▶ [Exercise objective]:
Copy each line that holds "Högre".

* BEGIN Records for this exercise *

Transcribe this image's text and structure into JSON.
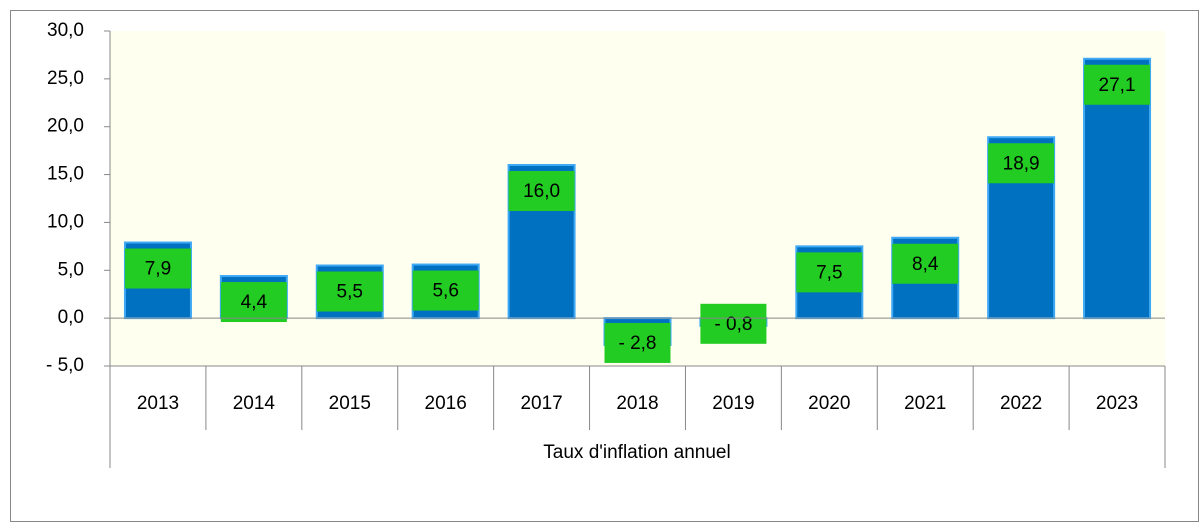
{
  "chart_data": {
    "type": "bar",
    "xlabel": "Taux d'inflation annuel",
    "categories": [
      "2013",
      "2014",
      "2015",
      "2016",
      "2017",
      "2018",
      "2019",
      "2020",
      "2021",
      "2022",
      "2023"
    ],
    "values": [
      7.9,
      4.4,
      5.5,
      5.6,
      16.0,
      -2.8,
      -0.8,
      7.5,
      8.4,
      18.9,
      27.1
    ],
    "value_labels": [
      "7,9",
      "4,4",
      "5,5",
      "5,6",
      "16,0",
      "- 2,8",
      "- 0,8",
      "7,5",
      "8,4",
      "18,9",
      "27,1"
    ],
    "color": "#0070c0",
    "label_color": "#22cc22",
    "ylim": [
      -5,
      30
    ],
    "yticks": [
      {
        "value": -5,
        "label": "- 5,0"
      },
      {
        "value": 0,
        "label": "0,0"
      },
      {
        "value": 5,
        "label": "5,0"
      },
      {
        "value": 10,
        "label": "10,0"
      },
      {
        "value": 15,
        "label": "15,0"
      },
      {
        "value": 20,
        "label": "20,0"
      },
      {
        "value": 25,
        "label": "25,0"
      },
      {
        "value": 30,
        "label": "30,0"
      }
    ]
  }
}
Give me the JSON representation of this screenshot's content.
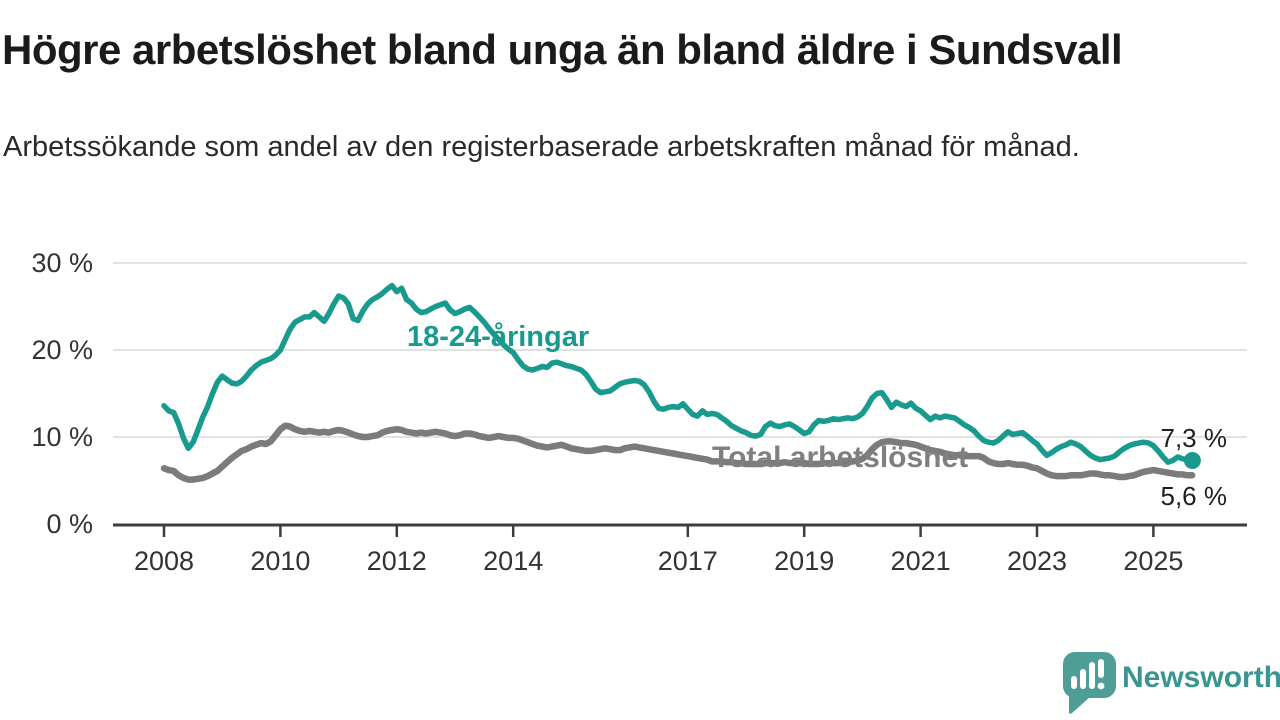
{
  "title": "Högre arbetslöshet bland unga än bland äldre i Sundsvall",
  "subtitle": "Arbetssökande som andel av den registerbaserade arbetskraften månad för månad.",
  "y_axis": {
    "tick_values": [
      30,
      20,
      10,
      0
    ],
    "tick_labels": [
      "30 %",
      "20 %",
      "10 %",
      "0 %"
    ]
  },
  "x_axis": {
    "tick_years": [
      2008,
      2010,
      2012,
      2014,
      2017,
      2019,
      2021,
      2023,
      2025
    ],
    "tick_labels": [
      "2008",
      "2010",
      "2012",
      "2014",
      "2017",
      "2019",
      "2021",
      "2023",
      "2025"
    ]
  },
  "series_labels": {
    "youth": "18-24-åringar",
    "total": "Total arbetslöshet"
  },
  "end_labels": {
    "youth": "7,3 %",
    "total": "5,6 %"
  },
  "logo": {
    "name": "Newsworthy",
    "wordmark": "Newsworthy"
  },
  "colors": {
    "youth_line": "#189a8e",
    "total_line": "#7b7b7b",
    "total_label": "#7f7f7f",
    "gridline": "#d9d9d9",
    "axis": "#3d3d3d",
    "logo_bubble": "#4f9d97",
    "logo_word": "#38968f"
  },
  "chart_data": {
    "type": "line",
    "title": "Högre arbetslöshet bland unga än bland äldre i Sundsvall",
    "subtitle": "Arbetssökande som andel av den registerbaserade arbetskraften månad för månad.",
    "xlabel": "",
    "ylabel": "",
    "x_range": [
      2008.0,
      2025.67
    ],
    "ylim": [
      0,
      30
    ],
    "grid": "horizontal",
    "legend_position": "inline-labels",
    "x_ticks": [
      2008,
      2010,
      2012,
      2014,
      2017,
      2019,
      2021,
      2023,
      2025
    ],
    "y_ticks_percent": [
      0,
      10,
      20,
      30
    ],
    "end_dot": {
      "year": 2025.67,
      "value": 7.3,
      "series": "18-24-åringar"
    },
    "end_values": {
      "18-24-åringar": "7,3 %",
      "Total arbetslöshet": "5,6 %"
    },
    "series": [
      {
        "name": "18-24-åringar",
        "color": "#189a8e",
        "start_year": 2008.0,
        "step_months": 1,
        "values": [
          13.6,
          13.0,
          12.8,
          11.5,
          9.9,
          8.7,
          9.4,
          10.8,
          12.3,
          13.5,
          15.0,
          16.3,
          17.0,
          16.6,
          16.2,
          16.1,
          16.4,
          17.0,
          17.7,
          18.2,
          18.6,
          18.8,
          19.0,
          19.4,
          20.0,
          21.2,
          22.4,
          23.2,
          23.5,
          23.8,
          23.8,
          24.3,
          23.8,
          23.3,
          24.2,
          25.3,
          26.2,
          26.0,
          25.3,
          23.6,
          23.4,
          24.5,
          25.3,
          25.8,
          26.1,
          26.5,
          27.0,
          27.4,
          26.7,
          27.1,
          25.8,
          25.4,
          24.7,
          24.3,
          24.4,
          24.7,
          25.0,
          25.2,
          25.4,
          24.6,
          24.2,
          24.4,
          24.7,
          24.9,
          24.4,
          23.8,
          23.2,
          22.5,
          21.8,
          21.2,
          20.6,
          20.1,
          19.7,
          18.9,
          18.2,
          17.8,
          17.7,
          17.9,
          18.1,
          18.0,
          18.5,
          18.6,
          18.4,
          18.2,
          18.1,
          17.9,
          17.7,
          17.2,
          16.4,
          15.5,
          15.1,
          15.2,
          15.3,
          15.7,
          16.1,
          16.3,
          16.4,
          16.5,
          16.4,
          16.0,
          15.2,
          14.1,
          13.3,
          13.2,
          13.4,
          13.5,
          13.4,
          13.8,
          13.2,
          12.6,
          12.4,
          13.0,
          12.6,
          12.7,
          12.6,
          12.2,
          11.8,
          11.3,
          11.0,
          10.7,
          10.5,
          10.2,
          10.1,
          10.3,
          11.2,
          11.6,
          11.3,
          11.2,
          11.4,
          11.5,
          11.2,
          10.8,
          10.4,
          10.6,
          11.4,
          11.9,
          11.8,
          11.9,
          12.1,
          12.0,
          12.1,
          12.2,
          12.1,
          12.3,
          12.7,
          13.5,
          14.5,
          15.0,
          15.1,
          14.3,
          13.4,
          14.0,
          13.7,
          13.5,
          13.9,
          13.3,
          13.0,
          12.5,
          12.0,
          12.4,
          12.2,
          12.4,
          12.3,
          12.2,
          11.8,
          11.4,
          11.1,
          10.7,
          10.1,
          9.6,
          9.4,
          9.3,
          9.6,
          10.1,
          10.6,
          10.3,
          10.4,
          10.5,
          10.1,
          9.6,
          9.2,
          8.5,
          7.9,
          8.2,
          8.6,
          8.9,
          9.1,
          9.4,
          9.2,
          8.9,
          8.4,
          7.9,
          7.6,
          7.4,
          7.5,
          7.6,
          7.8,
          8.3,
          8.7,
          9.0,
          9.2,
          9.3,
          9.4,
          9.3,
          9.0,
          8.4,
          7.7,
          7.1,
          7.3,
          7.7,
          7.5,
          7.4,
          7.3
        ]
      },
      {
        "name": "Total arbetslöshet",
        "color": "#7b7b7b",
        "start_year": 2008.0,
        "step_months": 1,
        "values": [
          6.4,
          6.2,
          6.1,
          5.6,
          5.3,
          5.1,
          5.1,
          5.2,
          5.3,
          5.5,
          5.8,
          6.1,
          6.6,
          7.1,
          7.6,
          8.0,
          8.4,
          8.6,
          8.9,
          9.1,
          9.3,
          9.2,
          9.5,
          10.2,
          10.9,
          11.3,
          11.2,
          10.9,
          10.7,
          10.6,
          10.7,
          10.6,
          10.5,
          10.6,
          10.5,
          10.7,
          10.8,
          10.7,
          10.5,
          10.3,
          10.1,
          10.0,
          10.0,
          10.1,
          10.2,
          10.5,
          10.7,
          10.8,
          10.9,
          10.8,
          10.6,
          10.5,
          10.4,
          10.5,
          10.4,
          10.5,
          10.6,
          10.5,
          10.4,
          10.2,
          10.1,
          10.2,
          10.4,
          10.4,
          10.3,
          10.1,
          10.0,
          9.9,
          10.0,
          10.1,
          10.0,
          9.9,
          9.9,
          9.8,
          9.6,
          9.4,
          9.2,
          9.0,
          8.9,
          8.8,
          8.9,
          9.0,
          9.1,
          8.9,
          8.7,
          8.6,
          8.5,
          8.4,
          8.4,
          8.5,
          8.6,
          8.7,
          8.6,
          8.5,
          8.5,
          8.7,
          8.8,
          8.9,
          8.8,
          8.7,
          8.6,
          8.5,
          8.4,
          8.3,
          8.2,
          8.1,
          8.0,
          7.9,
          7.8,
          7.7,
          7.6,
          7.5,
          7.4,
          7.2,
          7.2,
          7.2,
          7.1,
          7.1,
          7.0,
          7.0,
          6.9,
          6.9,
          6.9,
          6.9,
          7.0,
          7.0,
          7.0,
          7.0,
          7.1,
          7.0,
          7.0,
          7.0,
          7.0,
          6.9,
          6.9,
          6.9,
          7.0,
          7.0,
          7.0,
          7.0,
          7.1,
          7.1,
          7.2,
          7.3,
          7.5,
          7.9,
          8.6,
          9.1,
          9.4,
          9.5,
          9.5,
          9.4,
          9.3,
          9.3,
          9.2,
          9.1,
          8.9,
          8.7,
          8.5,
          8.4,
          8.3,
          8.1,
          8.0,
          7.9,
          7.9,
          7.8,
          7.8,
          7.8,
          7.8,
          7.6,
          7.2,
          7.0,
          6.9,
          6.9,
          7.0,
          6.9,
          6.8,
          6.8,
          6.7,
          6.5,
          6.4,
          6.1,
          5.8,
          5.6,
          5.5,
          5.5,
          5.5,
          5.6,
          5.6,
          5.6,
          5.7,
          5.8,
          5.8,
          5.7,
          5.6,
          5.6,
          5.5,
          5.4,
          5.4,
          5.5,
          5.6,
          5.8,
          6.0,
          6.1,
          6.2,
          6.1,
          6.0,
          5.9,
          5.8,
          5.7,
          5.7,
          5.6,
          5.6
        ]
      }
    ]
  }
}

* END Records for this exercise *

▶ [Response to this task]:
  "title": "Högre arbetslöshet bland unga än bland äldre i Sundsvall",
    "title": "Högre arbetslöshet bland unga än bland äldre i Sundsvall",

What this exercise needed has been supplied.